▶ **TASK INPUTS**
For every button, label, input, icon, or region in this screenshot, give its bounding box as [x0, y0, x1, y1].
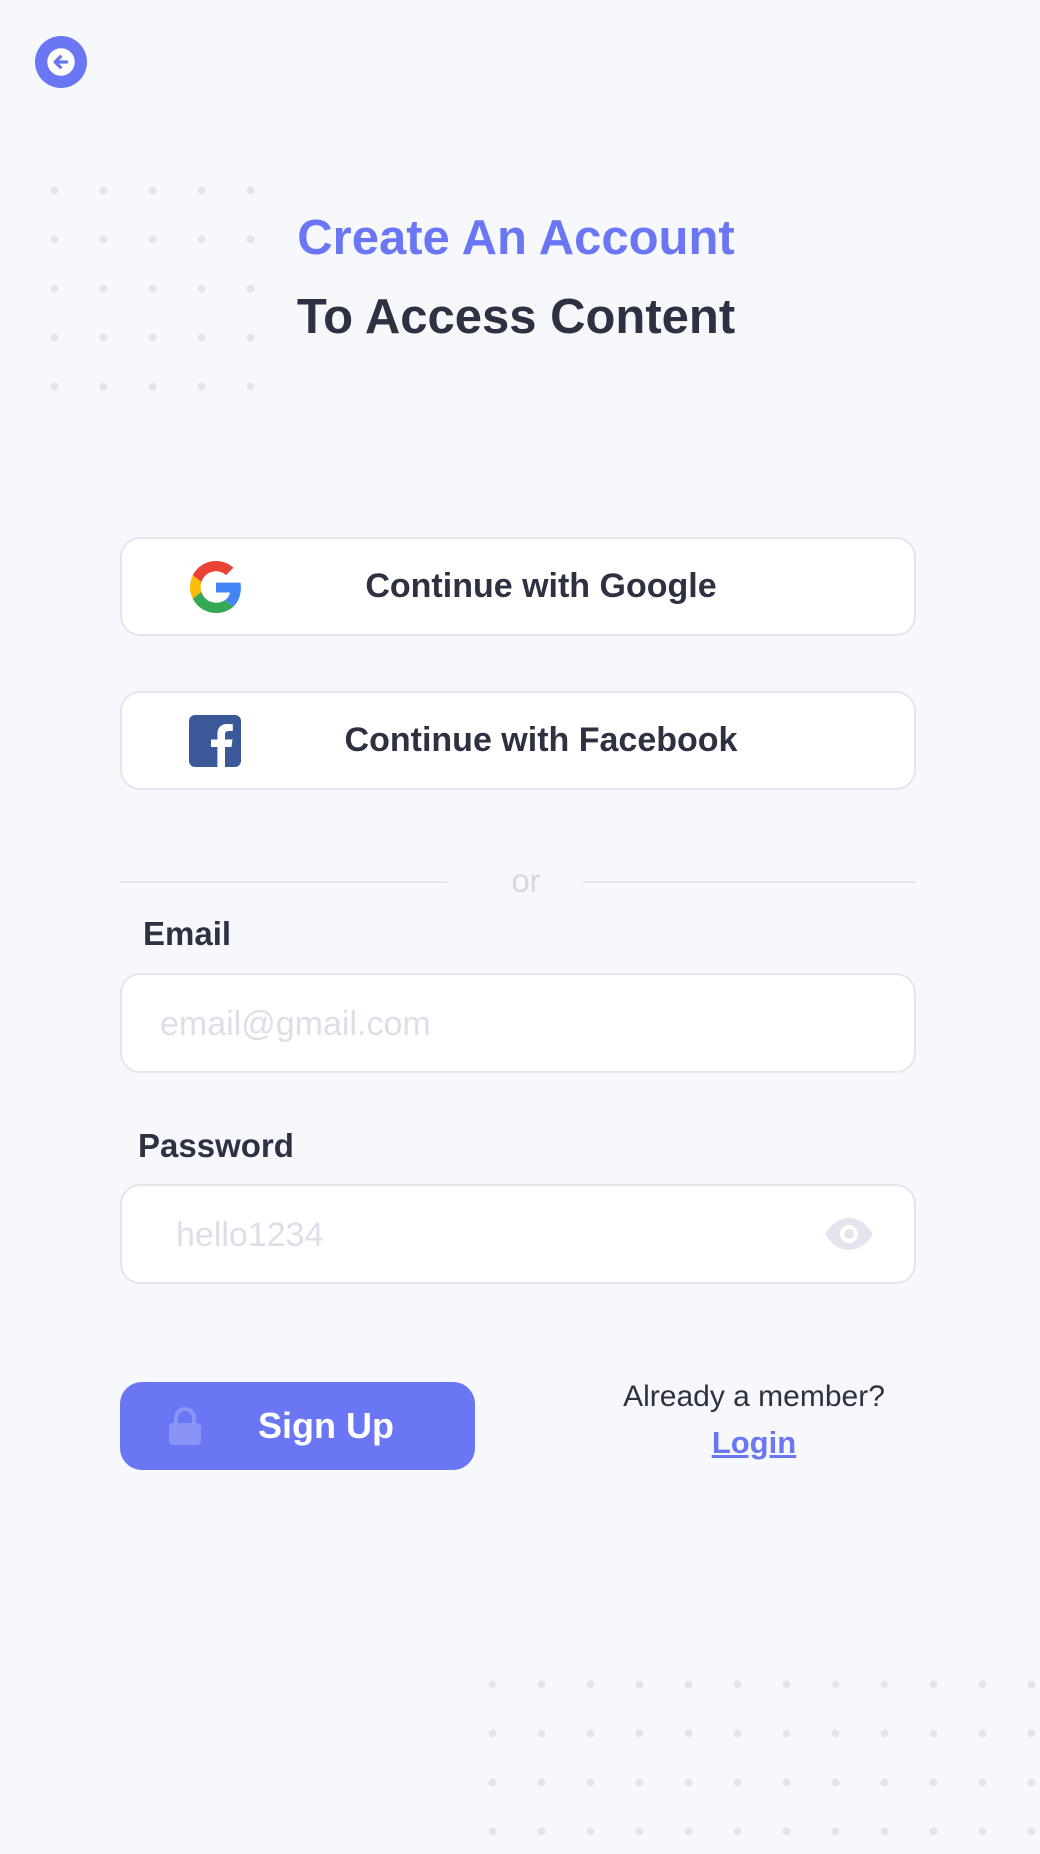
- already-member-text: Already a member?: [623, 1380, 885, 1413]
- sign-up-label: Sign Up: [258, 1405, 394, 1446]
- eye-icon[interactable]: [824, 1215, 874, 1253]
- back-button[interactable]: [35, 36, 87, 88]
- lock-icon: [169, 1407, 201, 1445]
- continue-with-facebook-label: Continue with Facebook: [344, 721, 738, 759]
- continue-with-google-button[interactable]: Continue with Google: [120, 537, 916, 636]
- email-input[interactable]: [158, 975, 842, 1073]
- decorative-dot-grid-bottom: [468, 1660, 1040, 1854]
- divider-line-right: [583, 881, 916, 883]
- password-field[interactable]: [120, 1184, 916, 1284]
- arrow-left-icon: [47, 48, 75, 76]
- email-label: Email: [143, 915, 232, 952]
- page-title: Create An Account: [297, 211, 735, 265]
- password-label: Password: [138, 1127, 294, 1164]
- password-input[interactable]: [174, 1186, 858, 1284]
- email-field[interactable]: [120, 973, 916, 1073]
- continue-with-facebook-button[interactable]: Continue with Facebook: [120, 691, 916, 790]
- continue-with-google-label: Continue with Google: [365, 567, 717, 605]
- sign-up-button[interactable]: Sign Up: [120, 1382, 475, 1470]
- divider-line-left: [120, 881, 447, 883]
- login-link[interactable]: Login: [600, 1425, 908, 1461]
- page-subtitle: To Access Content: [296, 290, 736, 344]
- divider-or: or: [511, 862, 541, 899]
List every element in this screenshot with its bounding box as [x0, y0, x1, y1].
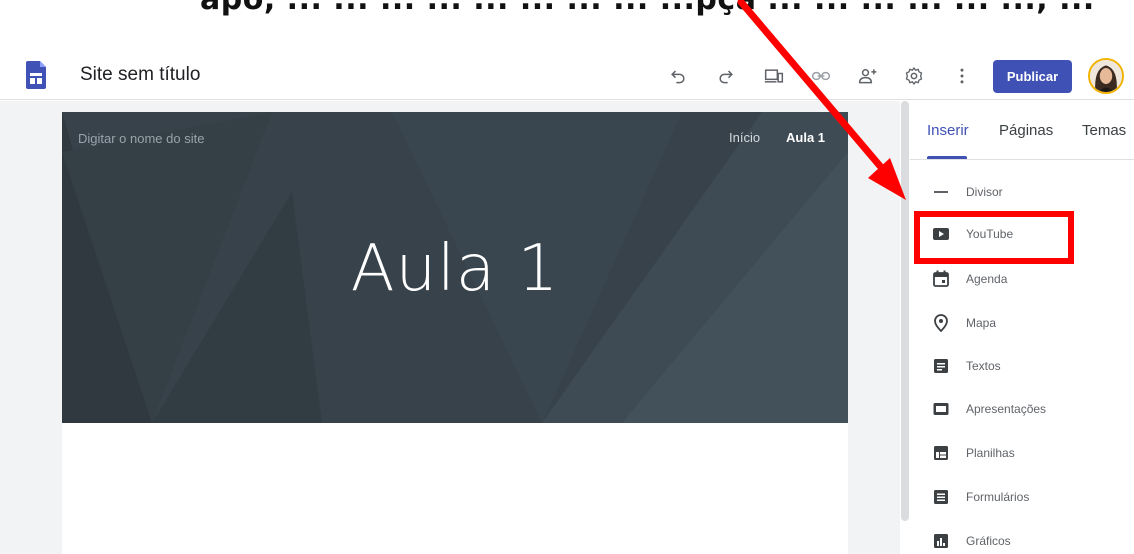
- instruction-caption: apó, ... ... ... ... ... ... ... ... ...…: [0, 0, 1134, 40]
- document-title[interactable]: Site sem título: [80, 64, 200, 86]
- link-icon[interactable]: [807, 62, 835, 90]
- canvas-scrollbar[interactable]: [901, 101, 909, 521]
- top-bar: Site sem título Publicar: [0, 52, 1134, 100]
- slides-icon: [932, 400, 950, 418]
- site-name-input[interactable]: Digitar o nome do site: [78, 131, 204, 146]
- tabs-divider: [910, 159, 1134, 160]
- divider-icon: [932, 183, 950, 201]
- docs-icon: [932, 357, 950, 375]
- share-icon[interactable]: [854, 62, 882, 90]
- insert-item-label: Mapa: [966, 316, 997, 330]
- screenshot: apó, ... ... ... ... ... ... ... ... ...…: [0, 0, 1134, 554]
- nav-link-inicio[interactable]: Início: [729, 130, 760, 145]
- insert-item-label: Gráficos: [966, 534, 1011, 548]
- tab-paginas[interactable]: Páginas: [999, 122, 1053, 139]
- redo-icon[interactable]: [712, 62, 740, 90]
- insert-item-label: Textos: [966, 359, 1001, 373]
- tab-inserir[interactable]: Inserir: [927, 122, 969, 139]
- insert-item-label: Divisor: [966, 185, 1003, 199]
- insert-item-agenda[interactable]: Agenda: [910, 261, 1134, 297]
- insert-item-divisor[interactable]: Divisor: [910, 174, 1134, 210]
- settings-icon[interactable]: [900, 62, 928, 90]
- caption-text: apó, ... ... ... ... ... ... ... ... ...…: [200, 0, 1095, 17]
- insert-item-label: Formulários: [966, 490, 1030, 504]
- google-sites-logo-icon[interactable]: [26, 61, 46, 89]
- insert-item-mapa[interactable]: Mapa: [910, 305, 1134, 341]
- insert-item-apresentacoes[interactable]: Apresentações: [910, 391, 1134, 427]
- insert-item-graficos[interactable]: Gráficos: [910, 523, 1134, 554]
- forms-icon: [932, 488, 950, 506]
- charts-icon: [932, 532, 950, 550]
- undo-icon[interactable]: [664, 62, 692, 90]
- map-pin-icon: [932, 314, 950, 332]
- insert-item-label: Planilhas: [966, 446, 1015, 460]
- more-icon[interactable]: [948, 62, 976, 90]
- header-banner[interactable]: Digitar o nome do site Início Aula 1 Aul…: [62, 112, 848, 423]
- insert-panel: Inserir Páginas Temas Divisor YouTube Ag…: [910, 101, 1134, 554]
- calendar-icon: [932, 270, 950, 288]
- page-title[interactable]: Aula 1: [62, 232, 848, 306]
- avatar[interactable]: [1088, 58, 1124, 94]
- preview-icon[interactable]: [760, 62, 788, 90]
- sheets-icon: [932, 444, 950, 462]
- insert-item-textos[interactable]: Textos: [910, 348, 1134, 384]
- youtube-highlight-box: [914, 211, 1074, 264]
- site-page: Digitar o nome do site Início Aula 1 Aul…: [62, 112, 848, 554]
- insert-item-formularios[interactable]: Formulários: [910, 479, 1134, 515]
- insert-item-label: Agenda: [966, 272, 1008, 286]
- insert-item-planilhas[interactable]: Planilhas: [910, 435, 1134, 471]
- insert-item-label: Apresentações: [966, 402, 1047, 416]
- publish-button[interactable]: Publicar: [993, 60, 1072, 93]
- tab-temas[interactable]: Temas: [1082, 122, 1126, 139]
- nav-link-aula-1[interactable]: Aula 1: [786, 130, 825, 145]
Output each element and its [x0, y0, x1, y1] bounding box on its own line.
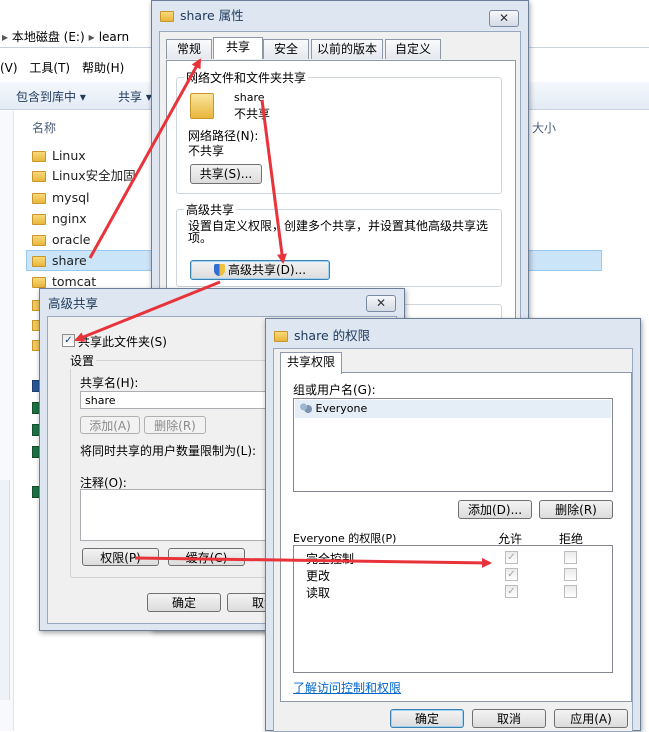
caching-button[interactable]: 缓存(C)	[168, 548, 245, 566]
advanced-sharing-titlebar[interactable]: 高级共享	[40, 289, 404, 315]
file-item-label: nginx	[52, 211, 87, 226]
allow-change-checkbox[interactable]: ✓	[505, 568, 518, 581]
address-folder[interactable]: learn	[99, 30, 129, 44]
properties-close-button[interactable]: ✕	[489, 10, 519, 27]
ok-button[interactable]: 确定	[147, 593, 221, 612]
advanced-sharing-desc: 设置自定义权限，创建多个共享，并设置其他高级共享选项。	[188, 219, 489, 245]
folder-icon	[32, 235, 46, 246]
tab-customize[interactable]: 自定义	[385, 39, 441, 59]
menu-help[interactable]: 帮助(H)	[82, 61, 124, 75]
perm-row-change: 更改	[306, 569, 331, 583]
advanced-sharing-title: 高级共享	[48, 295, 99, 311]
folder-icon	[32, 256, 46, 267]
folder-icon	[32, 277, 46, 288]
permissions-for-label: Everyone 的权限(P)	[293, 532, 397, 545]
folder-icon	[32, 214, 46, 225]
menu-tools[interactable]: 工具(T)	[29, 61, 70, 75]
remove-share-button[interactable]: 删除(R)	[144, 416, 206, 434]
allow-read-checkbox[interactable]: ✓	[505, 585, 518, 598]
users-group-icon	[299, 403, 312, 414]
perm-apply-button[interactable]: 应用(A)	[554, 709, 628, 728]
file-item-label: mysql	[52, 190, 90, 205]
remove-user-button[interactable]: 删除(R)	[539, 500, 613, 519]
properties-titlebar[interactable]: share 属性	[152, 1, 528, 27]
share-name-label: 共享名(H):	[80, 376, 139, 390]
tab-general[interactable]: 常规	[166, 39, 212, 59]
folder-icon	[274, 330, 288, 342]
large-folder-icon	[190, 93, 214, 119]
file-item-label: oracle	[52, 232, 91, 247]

▶ **PROMPT**
Quote all of the lines above word for word, leaving out the pictures.

▶ **REPLY**
For every button, label, input, icon, or region in this screenshot, give its bounding box as [x0, y0, x1, y1].
- already-member-text: Already a member?: [623, 1380, 885, 1413]
- sign-up-label: Sign Up: [258, 1405, 394, 1446]
- eye-icon[interactable]: [824, 1215, 874, 1253]
- back-button[interactable]: [35, 36, 87, 88]
- lock-icon: [169, 1407, 201, 1445]
- continue-with-facebook-label: Continue with Facebook: [344, 721, 738, 759]
- continue-with-google-button[interactable]: Continue with Google: [120, 537, 916, 636]
- email-input[interactable]: [158, 975, 842, 1073]
- decorative-dot-grid-bottom: [468, 1660, 1040, 1854]
- divider-line-right: [583, 881, 916, 883]
- password-field[interactable]: [120, 1184, 916, 1284]
- arrow-left-icon: [47, 48, 75, 76]
- email-label: Email: [143, 915, 232, 952]
- page-title: Create An Account: [297, 211, 735, 265]
- password-label: Password: [138, 1127, 294, 1164]
- password-input[interactable]: [174, 1186, 858, 1284]
- email-field[interactable]: [120, 973, 916, 1073]
- continue-with-facebook-button[interactable]: Continue with Facebook: [120, 691, 916, 790]
- continue-with-google-label: Continue with Google: [365, 567, 717, 605]
- sign-up-button[interactable]: Sign Up: [120, 1382, 475, 1470]
- divider-line-left: [120, 881, 447, 883]
- login-link[interactable]: Login: [600, 1425, 908, 1461]
- page-subtitle: To Access Content: [296, 290, 736, 344]
- divider-or: or: [511, 862, 541, 899]
List every element in this screenshot with its bounding box as [x0, y0, x1, y1].
- instruction-caption: apó, ... ... ... ... ... ... ... ... ...…: [0, 0, 1134, 40]
- document-title[interactable]: Site sem título: [80, 64, 200, 86]
- link-icon[interactable]: [807, 62, 835, 90]
- canvas-scrollbar[interactable]: [901, 101, 909, 521]
- top-bar: Site sem título Publicar: [0, 52, 1134, 100]
- slides-icon: [932, 400, 950, 418]
- site-name-input[interactable]: Digitar o nome do site: [78, 131, 204, 146]
- tabs-divider: [910, 159, 1134, 160]
- divider-icon: [932, 183, 950, 201]
- docs-icon: [932, 357, 950, 375]
- share-icon[interactable]: [854, 62, 882, 90]
- insert-item-label: Mapa: [966, 316, 997, 330]
- screenshot: apó, ... ... ... ... ... ... ... ... ...…: [0, 0, 1134, 554]
- nav-link-inicio[interactable]: Início: [729, 130, 760, 145]
- insert-item-label: Gráficos: [966, 534, 1011, 548]
- tab-paginas[interactable]: Páginas: [999, 122, 1053, 139]
- redo-icon[interactable]: [712, 62, 740, 90]
- insert-item-label: Textos: [966, 359, 1001, 373]
- tab-inserir[interactable]: Inserir: [927, 122, 969, 139]
- insert-item-label: Divisor: [966, 185, 1003, 199]
- insert-item-agenda[interactable]: Agenda: [910, 261, 1134, 297]
- insert-item-divisor[interactable]: Divisor: [910, 174, 1134, 210]
- settings-icon[interactable]: [900, 62, 928, 90]
- caption-text: apó, ... ... ... ... ... ... ... ... ...…: [200, 0, 1095, 17]
- insert-item-label: Formulários: [966, 490, 1030, 504]
- google-sites-logo-icon[interactable]: [26, 61, 46, 89]
- insert-item-mapa[interactable]: Mapa: [910, 305, 1134, 341]
- insert-item-apresentacoes[interactable]: Apresentações: [910, 391, 1134, 427]
- insert-item-graficos[interactable]: Gráficos: [910, 523, 1134, 554]
- forms-icon: [932, 488, 950, 506]
- charts-icon: [932, 532, 950, 550]
- undo-icon[interactable]: [664, 62, 692, 90]
- map-pin-icon: [932, 314, 950, 332]
- insert-item-label: Planilhas: [966, 446, 1015, 460]
- more-icon[interactable]: [948, 62, 976, 90]
- header-banner[interactable]: Digitar o nome do site Início Aula 1 Aul…: [62, 112, 848, 423]
- insert-panel: Inserir Páginas Temas Divisor YouTube Ag…: [910, 101, 1134, 554]
- calendar-icon: [932, 270, 950, 288]
- page-title[interactable]: Aula 1: [62, 232, 848, 306]
- avatar[interactable]: [1088, 58, 1124, 94]
- preview-icon[interactable]: [760, 62, 788, 90]
- sheets-icon: [932, 444, 950, 462]
- insert-item-textos[interactable]: Textos: [910, 348, 1134, 384]
- youtube-highlight-box: [914, 211, 1074, 264]
- site-page: Digitar o nome do site Início Aula 1 Aul…: [62, 112, 848, 554]
- insert-item-formularios[interactable]: Formulários: [910, 479, 1134, 515]
- insert-item-label: Agenda: [966, 272, 1008, 286]
- insert-item-planilhas[interactable]: Planilhas: [910, 435, 1134, 471]
- insert-item-label: Apresentações: [966, 402, 1047, 416]
- publish-button[interactable]: Publicar: [993, 60, 1072, 93]
- tab-temas[interactable]: Temas: [1082, 122, 1126, 139]
- nav-link-aula-1[interactable]: Aula 1: [786, 130, 825, 145]
Output each element and its [x0, y0, x1, y1] bounding box on its own line.
caching-button[interactable]: 缓存(C)	[168, 548, 245, 566]
advanced-sharing-titlebar[interactable]: 高级共享	[40, 289, 404, 315]
file-item-label: nginx	[52, 211, 87, 226]
allow-change-checkbox[interactable]: ✓	[505, 568, 518, 581]
address-folder[interactable]: learn	[99, 30, 129, 44]
properties-close-button[interactable]: ✕	[489, 10, 519, 27]
ok-button[interactable]: 确定	[147, 593, 221, 612]
advanced-sharing-desc: 设置自定义权限，创建多个共享，并设置其他高级共享选项。	[188, 219, 489, 245]
folder-icon	[32, 235, 46, 246]
tab-customize[interactable]: 自定义	[385, 39, 441, 59]
menu-help[interactable]: 帮助(H)	[82, 61, 124, 75]
perm-row-change: 更改	[306, 569, 331, 583]
advanced-sharing-title: 高级共享	[48, 295, 99, 311]
folder-icon	[32, 256, 46, 267]
folder-icon	[32, 277, 46, 288]
permissions-for-label: Everyone 的权限(P)	[293, 532, 397, 545]
folder-icon	[32, 214, 46, 225]
menu-tools[interactable]: 工具(T)	[29, 61, 70, 75]
remove-share-button[interactable]: 删除(R)	[144, 416, 206, 434]
allow-read-checkbox[interactable]: ✓	[505, 585, 518, 598]
users-group-icon	[299, 403, 312, 414]
perm-apply-button[interactable]: 应用(A)	[554, 709, 628, 728]
file-item-label: mysql	[52, 190, 90, 205]
remove-user-button[interactable]: 删除(R)	[539, 500, 613, 519]
properties-titlebar[interactable]: share 属性	[152, 1, 528, 27]
share-name-label: 共享名(H):	[80, 376, 139, 390]
tab-general[interactable]: 常规	[166, 39, 212, 59]
folder-icon	[274, 330, 288, 342]
large-folder-icon	[190, 93, 214, 119]
file-item-label: oracle	[52, 232, 91, 247]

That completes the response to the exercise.